INPUT ROWS:
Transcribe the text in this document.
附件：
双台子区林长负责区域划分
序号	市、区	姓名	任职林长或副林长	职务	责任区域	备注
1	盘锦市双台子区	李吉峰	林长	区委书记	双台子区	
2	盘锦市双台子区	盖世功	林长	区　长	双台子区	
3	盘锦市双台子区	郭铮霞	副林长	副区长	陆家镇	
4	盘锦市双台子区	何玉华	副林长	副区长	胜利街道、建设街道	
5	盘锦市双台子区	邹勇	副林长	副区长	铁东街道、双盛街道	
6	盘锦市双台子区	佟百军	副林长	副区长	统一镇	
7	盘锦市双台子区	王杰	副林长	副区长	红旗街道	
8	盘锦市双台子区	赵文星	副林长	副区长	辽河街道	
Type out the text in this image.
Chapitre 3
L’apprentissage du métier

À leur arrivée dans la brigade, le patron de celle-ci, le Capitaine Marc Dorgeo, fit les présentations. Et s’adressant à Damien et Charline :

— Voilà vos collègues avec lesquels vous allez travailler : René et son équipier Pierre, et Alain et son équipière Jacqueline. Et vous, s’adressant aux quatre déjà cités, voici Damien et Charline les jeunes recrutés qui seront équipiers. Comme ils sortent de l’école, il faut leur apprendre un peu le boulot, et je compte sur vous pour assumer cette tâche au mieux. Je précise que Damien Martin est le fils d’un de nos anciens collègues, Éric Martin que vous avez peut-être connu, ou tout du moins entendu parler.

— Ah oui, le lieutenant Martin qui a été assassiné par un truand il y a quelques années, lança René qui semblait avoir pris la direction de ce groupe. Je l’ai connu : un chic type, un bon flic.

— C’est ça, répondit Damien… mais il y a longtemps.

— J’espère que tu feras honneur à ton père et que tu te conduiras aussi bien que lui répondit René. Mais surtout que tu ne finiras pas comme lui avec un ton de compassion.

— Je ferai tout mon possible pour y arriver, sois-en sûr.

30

SHORT EXERCISE:
Write out the entire listing exactly.

ANSWER FOR THIS EXERCISE:
Transcribe the text in this document.
附件：
双台子区林长负责区域划分
序号	市、区	姓名	任职林长或副林长	职务	责任区域	备注
1	盘锦市双台子区	李吉峰	林长	区委书记	双台子区	
2	盘锦市双台子区	盖世功	林长	区　长	双台子区	
3	盘锦市双台子区	郭铮霞	副林长	副区长	陆家镇	
4	盘锦市双台子区	何玉华	副林长	副区长	胜利街道、建设街道	
5	盘锦市双台子区	邹勇	副林长	副区长	铁东街道、双盛街道	
6	盘锦市双台子区	佟百军	副林长	副区长	统一镇	
7	盘锦市双台子区	王杰	副林长	副区长	红旗街道	
8	盘锦市双台子区	赵文星	副林长	副区长	辽河街道	
Type out the text in this image.
Chapitre 3
L’apprentissage du métier

À leur arrivée dans la brigade, le patron de celle-ci, le Capitaine Marc Dorgeo, fit les présentations. Et s’adressant à Damien et Charline :

— Voilà vos collègues avec lesquels vous allez travailler : René et son équipier Pierre, et Alain et son équipière Jacqueline. Et vous, s’adressant aux quatre déjà cités, voici Damien et Charline les jeunes recrutés qui seront équipiers. Comme ils sortent de l’école, il faut leur apprendre un peu le boulot, et je compte sur vous pour assumer cette tâche au mieux. Je précise que Damien Martin est le fils d’un de nos anciens collègues, Éric Martin que vous avez peut-être connu, ou tout du moins entendu parler.

— Ah oui, le lieutenant Martin qui a été assassiné par un truand il y a quelques années, lança René qui semblait avoir pris la direction de ce groupe. Je l’ai connu : un chic type, un bon flic.

— C’est ça, répondit Damien… mais il y a longtemps.

— J’espère que tu feras honneur à ton père et que tu te conduiras aussi bien que lui répondit René. Mais surtout que tu ne finiras pas comme lui avec un ton de compassion.

— Je ferai tout mon possible pour y arriver, sois-en sûr.

30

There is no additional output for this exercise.